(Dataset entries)
^^^^

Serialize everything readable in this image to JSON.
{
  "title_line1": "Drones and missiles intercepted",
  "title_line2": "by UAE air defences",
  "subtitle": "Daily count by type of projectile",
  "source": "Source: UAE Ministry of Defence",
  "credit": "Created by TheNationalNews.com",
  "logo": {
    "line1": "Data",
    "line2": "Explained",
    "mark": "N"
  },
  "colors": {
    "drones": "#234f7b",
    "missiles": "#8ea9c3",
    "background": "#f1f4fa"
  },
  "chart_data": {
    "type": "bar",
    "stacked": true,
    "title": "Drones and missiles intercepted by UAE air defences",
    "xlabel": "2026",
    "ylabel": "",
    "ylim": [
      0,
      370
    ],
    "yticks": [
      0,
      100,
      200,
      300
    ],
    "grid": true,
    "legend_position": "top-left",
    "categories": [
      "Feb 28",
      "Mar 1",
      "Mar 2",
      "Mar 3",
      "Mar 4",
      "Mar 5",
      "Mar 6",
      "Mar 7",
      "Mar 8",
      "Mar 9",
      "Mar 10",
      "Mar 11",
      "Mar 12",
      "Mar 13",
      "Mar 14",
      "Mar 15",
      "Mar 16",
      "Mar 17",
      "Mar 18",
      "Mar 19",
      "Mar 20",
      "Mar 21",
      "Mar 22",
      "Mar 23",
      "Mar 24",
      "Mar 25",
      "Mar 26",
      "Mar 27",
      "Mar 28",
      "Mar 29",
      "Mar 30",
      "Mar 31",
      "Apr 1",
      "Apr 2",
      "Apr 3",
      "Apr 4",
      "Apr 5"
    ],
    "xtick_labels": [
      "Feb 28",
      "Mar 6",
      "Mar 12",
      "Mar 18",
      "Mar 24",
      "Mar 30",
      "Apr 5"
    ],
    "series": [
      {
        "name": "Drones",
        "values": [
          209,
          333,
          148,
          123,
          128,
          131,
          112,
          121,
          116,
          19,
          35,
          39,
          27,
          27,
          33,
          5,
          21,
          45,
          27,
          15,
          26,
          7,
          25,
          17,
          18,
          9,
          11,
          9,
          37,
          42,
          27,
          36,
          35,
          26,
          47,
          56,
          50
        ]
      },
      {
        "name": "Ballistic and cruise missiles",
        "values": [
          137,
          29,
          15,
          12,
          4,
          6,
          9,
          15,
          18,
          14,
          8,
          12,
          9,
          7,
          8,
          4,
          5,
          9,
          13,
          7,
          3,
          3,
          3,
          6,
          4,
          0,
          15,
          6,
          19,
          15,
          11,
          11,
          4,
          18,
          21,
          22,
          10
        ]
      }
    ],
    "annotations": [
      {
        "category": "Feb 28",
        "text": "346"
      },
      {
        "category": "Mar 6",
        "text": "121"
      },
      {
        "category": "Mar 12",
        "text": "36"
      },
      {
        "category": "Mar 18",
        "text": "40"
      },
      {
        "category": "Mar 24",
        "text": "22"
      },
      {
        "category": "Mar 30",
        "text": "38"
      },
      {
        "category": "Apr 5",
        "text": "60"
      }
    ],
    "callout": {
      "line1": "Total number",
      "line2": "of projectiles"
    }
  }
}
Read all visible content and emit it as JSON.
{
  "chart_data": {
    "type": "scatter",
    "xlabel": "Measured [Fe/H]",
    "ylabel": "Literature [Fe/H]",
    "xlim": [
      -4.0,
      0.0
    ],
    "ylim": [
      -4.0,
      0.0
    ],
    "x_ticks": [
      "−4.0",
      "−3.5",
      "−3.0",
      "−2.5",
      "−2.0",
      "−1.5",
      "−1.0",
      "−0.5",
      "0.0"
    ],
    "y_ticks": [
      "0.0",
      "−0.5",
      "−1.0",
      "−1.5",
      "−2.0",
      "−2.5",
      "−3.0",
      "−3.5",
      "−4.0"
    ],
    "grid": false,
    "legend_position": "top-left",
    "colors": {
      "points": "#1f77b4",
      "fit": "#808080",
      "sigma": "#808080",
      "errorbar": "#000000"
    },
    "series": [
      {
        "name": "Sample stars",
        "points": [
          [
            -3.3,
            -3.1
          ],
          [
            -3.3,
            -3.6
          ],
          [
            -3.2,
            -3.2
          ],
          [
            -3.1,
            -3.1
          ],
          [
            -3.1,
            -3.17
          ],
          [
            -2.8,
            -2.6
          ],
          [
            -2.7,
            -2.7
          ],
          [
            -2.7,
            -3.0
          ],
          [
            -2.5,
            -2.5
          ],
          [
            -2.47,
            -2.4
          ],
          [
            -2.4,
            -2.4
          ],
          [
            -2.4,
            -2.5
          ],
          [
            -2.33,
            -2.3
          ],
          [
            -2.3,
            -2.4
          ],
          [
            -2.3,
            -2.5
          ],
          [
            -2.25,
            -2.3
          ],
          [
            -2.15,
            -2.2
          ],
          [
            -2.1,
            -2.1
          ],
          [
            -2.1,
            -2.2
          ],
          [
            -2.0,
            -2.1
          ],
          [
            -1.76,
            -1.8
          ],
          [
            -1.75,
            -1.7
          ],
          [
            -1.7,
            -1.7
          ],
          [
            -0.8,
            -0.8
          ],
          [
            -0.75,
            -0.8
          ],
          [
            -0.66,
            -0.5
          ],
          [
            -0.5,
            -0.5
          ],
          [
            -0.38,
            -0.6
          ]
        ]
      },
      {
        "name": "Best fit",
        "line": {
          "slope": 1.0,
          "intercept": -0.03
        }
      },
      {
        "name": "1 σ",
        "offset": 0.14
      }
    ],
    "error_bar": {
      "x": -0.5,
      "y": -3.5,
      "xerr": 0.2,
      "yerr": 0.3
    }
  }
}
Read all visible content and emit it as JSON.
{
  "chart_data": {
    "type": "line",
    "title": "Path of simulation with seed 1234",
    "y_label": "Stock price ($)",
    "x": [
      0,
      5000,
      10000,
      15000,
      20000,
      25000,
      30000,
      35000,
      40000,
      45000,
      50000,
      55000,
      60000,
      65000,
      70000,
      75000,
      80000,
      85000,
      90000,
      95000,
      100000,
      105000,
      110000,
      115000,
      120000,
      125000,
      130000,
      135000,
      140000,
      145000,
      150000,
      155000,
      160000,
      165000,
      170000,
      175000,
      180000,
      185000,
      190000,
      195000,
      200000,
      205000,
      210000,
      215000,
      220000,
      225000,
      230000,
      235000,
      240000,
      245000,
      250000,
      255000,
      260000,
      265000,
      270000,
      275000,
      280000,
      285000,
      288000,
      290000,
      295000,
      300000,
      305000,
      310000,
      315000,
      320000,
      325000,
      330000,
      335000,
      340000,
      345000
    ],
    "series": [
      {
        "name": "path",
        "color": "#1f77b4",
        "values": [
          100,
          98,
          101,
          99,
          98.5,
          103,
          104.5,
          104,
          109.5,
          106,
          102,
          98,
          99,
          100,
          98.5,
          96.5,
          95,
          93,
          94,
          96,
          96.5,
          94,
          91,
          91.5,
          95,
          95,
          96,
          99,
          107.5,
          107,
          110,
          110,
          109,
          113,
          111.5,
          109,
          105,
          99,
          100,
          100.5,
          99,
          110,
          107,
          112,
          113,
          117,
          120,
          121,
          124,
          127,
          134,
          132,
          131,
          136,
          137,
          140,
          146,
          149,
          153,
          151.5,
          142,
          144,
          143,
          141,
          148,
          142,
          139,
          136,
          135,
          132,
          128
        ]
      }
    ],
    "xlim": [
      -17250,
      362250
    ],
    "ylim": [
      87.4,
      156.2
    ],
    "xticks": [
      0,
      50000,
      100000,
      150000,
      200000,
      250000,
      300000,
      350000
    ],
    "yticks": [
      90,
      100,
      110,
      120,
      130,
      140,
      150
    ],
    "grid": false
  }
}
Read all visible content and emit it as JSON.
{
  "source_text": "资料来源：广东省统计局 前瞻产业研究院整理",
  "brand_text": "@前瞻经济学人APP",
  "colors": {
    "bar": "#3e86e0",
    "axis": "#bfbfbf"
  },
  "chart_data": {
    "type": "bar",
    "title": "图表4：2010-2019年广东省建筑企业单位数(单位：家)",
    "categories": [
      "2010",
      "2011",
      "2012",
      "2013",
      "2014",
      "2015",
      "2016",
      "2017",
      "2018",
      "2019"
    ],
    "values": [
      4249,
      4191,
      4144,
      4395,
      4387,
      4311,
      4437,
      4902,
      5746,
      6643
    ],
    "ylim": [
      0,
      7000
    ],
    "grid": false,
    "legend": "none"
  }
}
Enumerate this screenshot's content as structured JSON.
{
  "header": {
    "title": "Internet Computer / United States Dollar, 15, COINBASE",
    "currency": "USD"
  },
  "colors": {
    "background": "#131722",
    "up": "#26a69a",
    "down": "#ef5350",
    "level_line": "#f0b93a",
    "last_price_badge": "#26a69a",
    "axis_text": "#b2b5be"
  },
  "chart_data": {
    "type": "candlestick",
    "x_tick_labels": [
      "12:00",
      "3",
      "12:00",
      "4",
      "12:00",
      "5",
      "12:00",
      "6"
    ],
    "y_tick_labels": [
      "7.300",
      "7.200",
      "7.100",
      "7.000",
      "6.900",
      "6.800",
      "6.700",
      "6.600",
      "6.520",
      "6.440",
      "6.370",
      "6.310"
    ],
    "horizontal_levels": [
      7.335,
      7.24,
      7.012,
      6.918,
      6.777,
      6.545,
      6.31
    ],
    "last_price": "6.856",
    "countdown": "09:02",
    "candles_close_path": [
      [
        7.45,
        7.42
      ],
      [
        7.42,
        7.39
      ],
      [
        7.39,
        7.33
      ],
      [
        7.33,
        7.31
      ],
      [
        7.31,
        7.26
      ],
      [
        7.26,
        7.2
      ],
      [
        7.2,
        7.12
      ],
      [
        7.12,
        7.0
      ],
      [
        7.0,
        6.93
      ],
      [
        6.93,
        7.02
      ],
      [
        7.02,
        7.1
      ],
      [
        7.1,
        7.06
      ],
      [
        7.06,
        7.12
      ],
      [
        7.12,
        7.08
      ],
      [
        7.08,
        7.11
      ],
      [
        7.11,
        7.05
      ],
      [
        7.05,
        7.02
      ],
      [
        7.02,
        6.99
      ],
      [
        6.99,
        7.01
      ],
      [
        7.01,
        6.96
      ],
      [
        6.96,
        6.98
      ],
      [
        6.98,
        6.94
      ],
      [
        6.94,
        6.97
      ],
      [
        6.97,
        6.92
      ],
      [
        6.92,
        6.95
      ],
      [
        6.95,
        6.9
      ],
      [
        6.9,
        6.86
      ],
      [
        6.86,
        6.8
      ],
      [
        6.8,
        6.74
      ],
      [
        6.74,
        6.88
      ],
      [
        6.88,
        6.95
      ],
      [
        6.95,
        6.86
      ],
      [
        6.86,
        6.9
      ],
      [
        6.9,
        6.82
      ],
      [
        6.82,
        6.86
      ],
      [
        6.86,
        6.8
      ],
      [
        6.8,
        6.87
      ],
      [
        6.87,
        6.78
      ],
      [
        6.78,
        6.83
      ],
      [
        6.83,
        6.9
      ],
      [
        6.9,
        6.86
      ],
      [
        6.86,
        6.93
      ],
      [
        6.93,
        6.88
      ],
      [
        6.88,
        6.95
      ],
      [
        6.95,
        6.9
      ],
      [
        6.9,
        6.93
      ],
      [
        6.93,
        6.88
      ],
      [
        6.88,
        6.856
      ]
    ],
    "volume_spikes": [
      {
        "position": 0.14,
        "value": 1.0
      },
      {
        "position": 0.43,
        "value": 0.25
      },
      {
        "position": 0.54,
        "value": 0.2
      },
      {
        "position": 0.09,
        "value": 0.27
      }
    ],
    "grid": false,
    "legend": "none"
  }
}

^^^^

> _GOAL_
Go through the records above and copy every line with the word "type".

> _WORKED SOLUTION_
  "subtitle": "Daily count by type of projectile",
    "type": "bar",
    "type": "scatter",
    "type": "line",
    "type": "bar",
    "type": "candlestick",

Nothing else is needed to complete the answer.